*Problem to work on*:
Show each line from the listing that includes the word "text".

*Records supplied*:
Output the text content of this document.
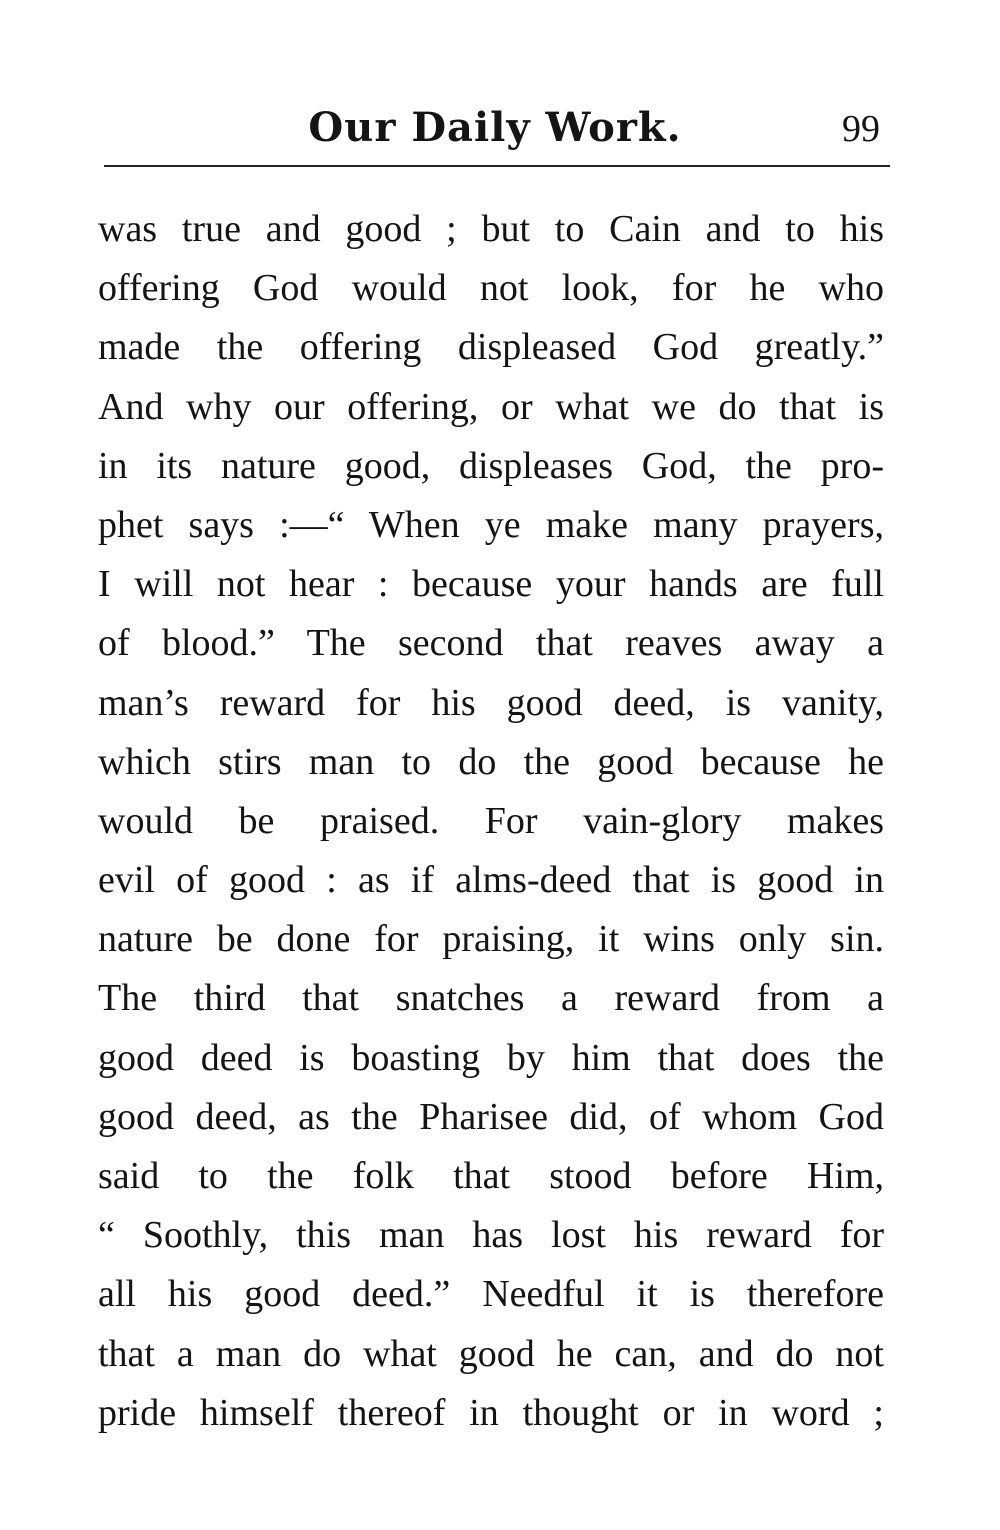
Our Daily Work.	99
was true and good ; but to Cain and to his
offering God would not look, for he who
made the offering displeased God greatly.”
And why our offering, or what we do that is
in its nature good, displeases God, the pro-
phet says :—“ When ye make many prayers,
I will not hear : because your hands are full
of blood.” The second that reaves away a
man’s reward for his good deed, is vanity,
which stirs man to do the good because he
would be praised. For vain-glory makes
evil of good : as if alms-deed that is good in
nature be done for praising, it wins only sin.
The third that snatches a reward from a
good deed is boasting by him that does the
good deed, as the Pharisee did, of whom God
said to the folk that stood before Him,
“ Soothly, this man has lost his reward for
all his good deed.” Needful it is therefore
that a man do what good he can, and do not
pride himself thereof in thought or in word ;
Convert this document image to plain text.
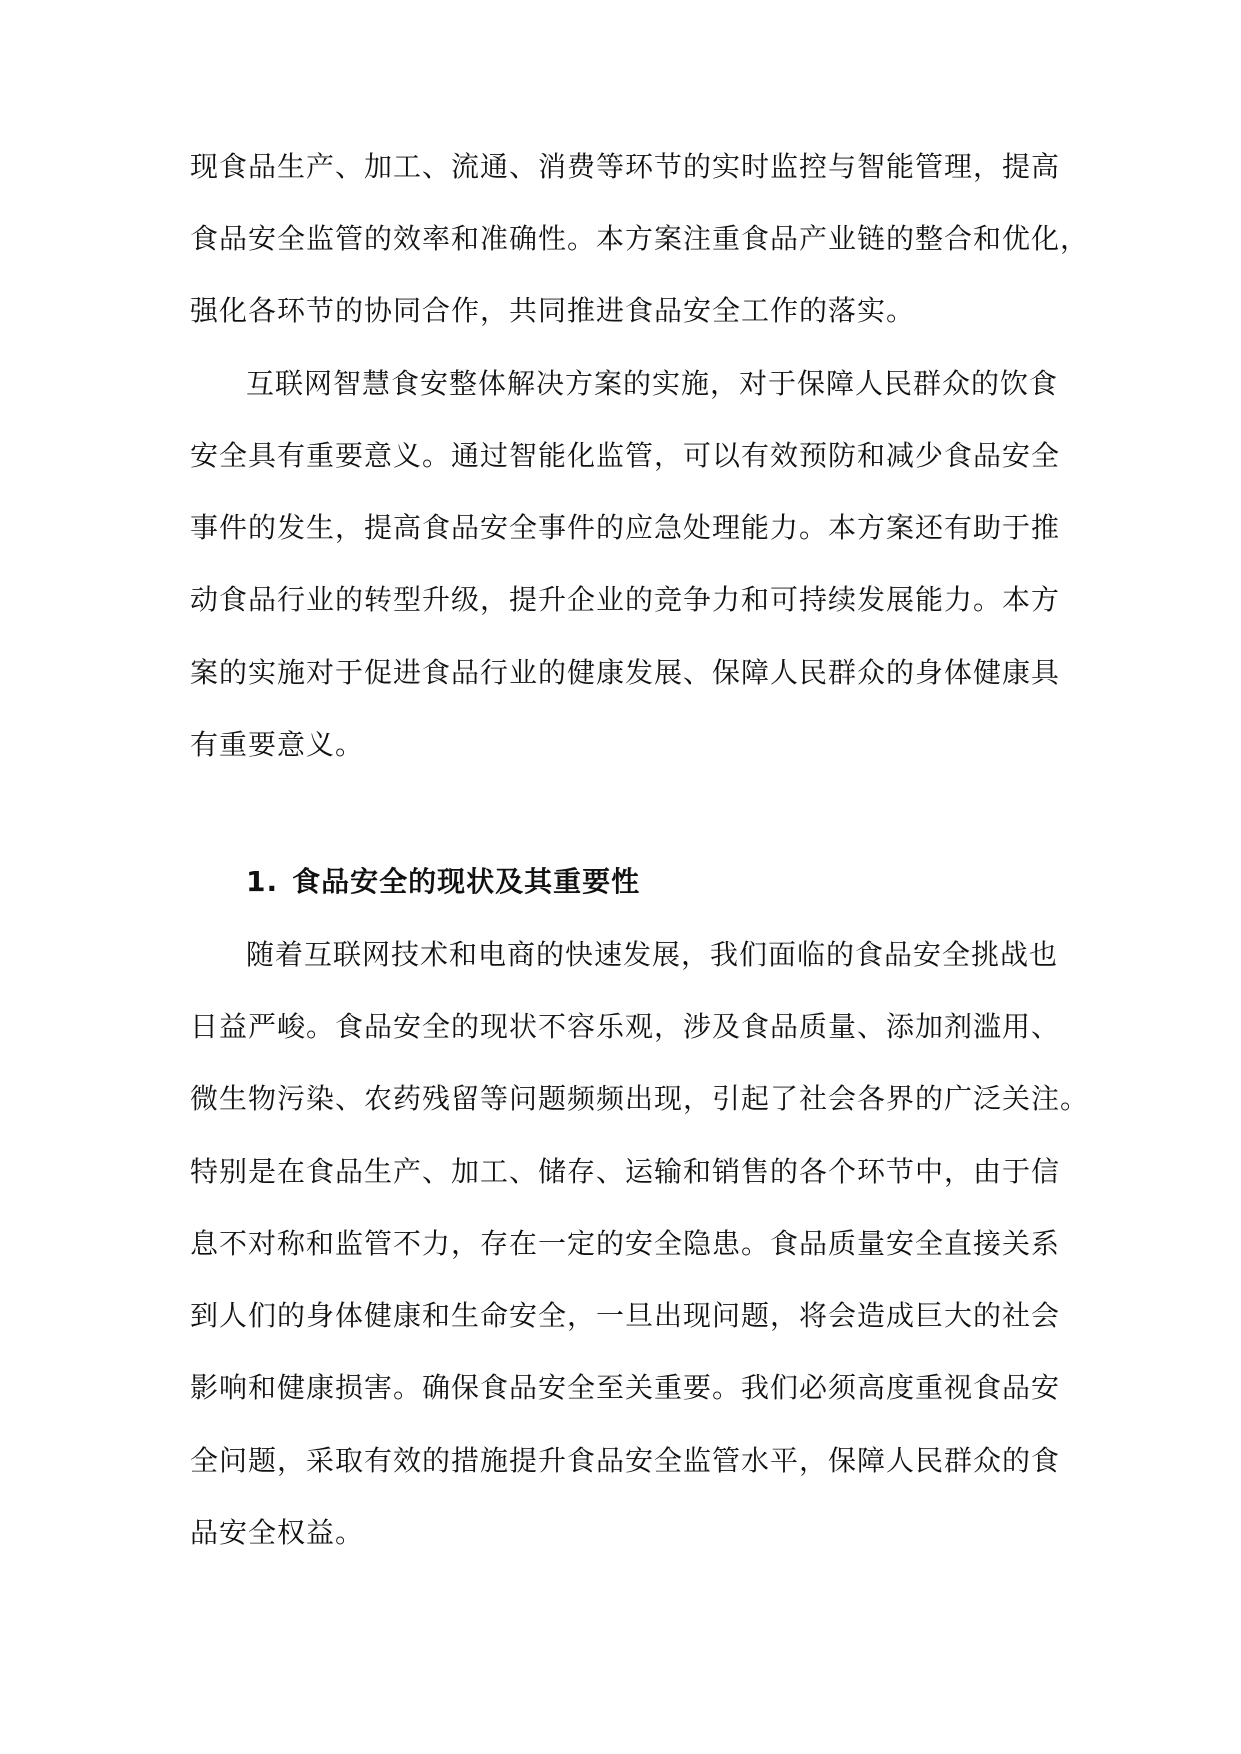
现食品生产、加工、流通、消费等环节的实时监控与智能管理，提高
食品安全监管的效率和准确性。本方案注重食品产业链的整合和优化，
强化各环节的协同合作，共同推进食品安全工作的落实。
互联网智慧食安整体解决方案的实施，对于保障人民群众的饮食
安全具有重要意义。通过智能化监管，可以有效预防和减少食品安全
事件的发生，提高食品安全事件的应急处理能力。本方案还有助于推
动食品行业的转型升级，提升企业的竞争力和可持续发展能力。本方
案的实施对于促进食品行业的健康发展、保障人民群众的身体健康具
有重要意义。
1. 食品安全的现状及其重要性
随着互联网技术和电商的快速发展，我们面临的食品安全挑战也
日益严峻。食品安全的现状不容乐观，涉及食品质量、添加剂滥用、
微生物污染、农药残留等问题频频出现，引起了社会各界的广泛关注。
特别是在食品生产、加工、储存、运输和销售的各个环节中，由于信
息不对称和监管不力，存在一定的安全隐患。食品质量安全直接关系
到人们的身体健康和生命安全，一旦出现问题，将会造成巨大的社会
影响和健康损害。确保食品安全至关重要。我们必须高度重视食品安
全问题，采取有效的措施提升食品安全监管水平，保障人民群众的食
品安全权益。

*Response*:
Output the text content of this document.
Convert this document image to plain text.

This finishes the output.